GIVEN PROBLEM: Determine how many lines contain the string "provided", then reply with that figure only.

Extracted data entries:

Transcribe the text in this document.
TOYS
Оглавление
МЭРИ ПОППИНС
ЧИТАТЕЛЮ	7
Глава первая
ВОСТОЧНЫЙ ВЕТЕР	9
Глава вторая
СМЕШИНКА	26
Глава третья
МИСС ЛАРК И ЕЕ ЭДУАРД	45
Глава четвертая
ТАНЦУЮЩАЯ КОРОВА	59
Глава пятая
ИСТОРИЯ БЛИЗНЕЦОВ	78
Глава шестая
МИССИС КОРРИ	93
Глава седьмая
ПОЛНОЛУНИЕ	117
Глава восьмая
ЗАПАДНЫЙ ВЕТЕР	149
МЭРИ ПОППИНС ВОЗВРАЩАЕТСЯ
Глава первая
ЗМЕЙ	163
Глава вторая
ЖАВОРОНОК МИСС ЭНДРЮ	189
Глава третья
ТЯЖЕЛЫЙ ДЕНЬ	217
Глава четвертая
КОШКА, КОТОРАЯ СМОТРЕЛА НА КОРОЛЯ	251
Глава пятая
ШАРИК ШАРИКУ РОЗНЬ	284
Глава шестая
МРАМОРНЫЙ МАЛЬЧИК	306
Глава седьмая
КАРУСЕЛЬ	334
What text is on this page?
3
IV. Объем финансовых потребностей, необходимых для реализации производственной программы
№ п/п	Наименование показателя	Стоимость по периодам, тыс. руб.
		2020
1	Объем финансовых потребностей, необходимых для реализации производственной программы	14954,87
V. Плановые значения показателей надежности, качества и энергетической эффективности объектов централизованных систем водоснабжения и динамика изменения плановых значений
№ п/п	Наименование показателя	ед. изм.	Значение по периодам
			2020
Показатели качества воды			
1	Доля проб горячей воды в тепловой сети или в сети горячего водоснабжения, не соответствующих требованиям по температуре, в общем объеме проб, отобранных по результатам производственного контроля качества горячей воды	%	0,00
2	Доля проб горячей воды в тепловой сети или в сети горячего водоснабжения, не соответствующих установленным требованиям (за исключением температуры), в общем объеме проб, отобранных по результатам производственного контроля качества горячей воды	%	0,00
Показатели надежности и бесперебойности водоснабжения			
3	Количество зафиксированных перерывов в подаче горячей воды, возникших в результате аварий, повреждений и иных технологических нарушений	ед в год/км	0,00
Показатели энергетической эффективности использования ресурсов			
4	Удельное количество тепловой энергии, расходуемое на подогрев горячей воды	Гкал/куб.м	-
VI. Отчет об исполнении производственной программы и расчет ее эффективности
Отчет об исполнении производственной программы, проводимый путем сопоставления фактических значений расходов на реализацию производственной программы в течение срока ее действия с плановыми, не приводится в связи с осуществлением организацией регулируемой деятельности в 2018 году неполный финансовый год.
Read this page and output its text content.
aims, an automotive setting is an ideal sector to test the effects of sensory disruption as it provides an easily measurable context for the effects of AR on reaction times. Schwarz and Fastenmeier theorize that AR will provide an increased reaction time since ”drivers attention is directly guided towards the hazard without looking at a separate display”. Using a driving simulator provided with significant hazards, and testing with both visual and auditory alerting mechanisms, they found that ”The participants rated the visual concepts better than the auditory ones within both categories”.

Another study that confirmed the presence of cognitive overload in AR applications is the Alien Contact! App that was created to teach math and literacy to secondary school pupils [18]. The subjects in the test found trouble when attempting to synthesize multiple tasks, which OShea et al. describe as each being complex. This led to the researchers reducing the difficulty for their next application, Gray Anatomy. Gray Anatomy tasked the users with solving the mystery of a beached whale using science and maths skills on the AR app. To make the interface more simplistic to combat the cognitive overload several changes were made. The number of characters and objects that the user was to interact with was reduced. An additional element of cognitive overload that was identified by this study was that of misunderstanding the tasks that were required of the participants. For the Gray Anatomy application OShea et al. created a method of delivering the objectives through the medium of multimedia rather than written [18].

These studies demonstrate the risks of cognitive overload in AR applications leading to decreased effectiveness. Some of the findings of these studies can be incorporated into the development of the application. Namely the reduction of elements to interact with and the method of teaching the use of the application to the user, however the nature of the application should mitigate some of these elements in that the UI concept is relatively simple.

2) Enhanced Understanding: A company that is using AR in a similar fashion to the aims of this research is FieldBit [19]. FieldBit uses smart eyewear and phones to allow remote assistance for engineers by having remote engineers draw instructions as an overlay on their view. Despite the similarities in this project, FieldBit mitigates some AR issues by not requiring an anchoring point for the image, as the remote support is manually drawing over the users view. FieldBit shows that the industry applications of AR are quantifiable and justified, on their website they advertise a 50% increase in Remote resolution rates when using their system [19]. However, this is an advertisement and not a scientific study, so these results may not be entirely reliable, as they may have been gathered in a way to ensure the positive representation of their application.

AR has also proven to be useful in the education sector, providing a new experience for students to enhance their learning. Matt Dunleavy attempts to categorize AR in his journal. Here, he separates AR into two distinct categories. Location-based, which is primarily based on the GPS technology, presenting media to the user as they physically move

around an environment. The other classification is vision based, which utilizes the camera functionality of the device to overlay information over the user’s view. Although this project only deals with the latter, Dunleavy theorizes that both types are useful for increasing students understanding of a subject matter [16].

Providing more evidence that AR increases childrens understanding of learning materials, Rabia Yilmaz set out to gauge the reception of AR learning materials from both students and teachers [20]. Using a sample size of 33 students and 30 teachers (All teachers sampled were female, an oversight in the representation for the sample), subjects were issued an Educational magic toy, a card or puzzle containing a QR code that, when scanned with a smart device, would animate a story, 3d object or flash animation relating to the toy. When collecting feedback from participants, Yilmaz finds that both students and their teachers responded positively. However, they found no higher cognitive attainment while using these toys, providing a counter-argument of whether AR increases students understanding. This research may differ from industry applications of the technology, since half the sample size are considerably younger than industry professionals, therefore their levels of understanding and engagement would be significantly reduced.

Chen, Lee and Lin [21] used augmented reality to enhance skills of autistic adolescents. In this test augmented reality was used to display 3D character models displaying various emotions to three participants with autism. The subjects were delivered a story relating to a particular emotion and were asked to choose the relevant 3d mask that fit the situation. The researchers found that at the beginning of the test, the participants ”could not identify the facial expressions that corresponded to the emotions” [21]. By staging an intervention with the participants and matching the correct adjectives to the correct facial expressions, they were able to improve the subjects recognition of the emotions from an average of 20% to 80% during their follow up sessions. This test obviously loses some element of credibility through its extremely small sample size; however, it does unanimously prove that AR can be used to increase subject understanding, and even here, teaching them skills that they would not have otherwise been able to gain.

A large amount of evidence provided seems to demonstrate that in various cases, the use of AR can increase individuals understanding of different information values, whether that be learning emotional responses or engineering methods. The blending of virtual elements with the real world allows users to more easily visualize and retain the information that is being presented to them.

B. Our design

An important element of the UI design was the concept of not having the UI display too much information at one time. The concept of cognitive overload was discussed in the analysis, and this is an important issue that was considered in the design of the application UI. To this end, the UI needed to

ANSWER BELOW: 2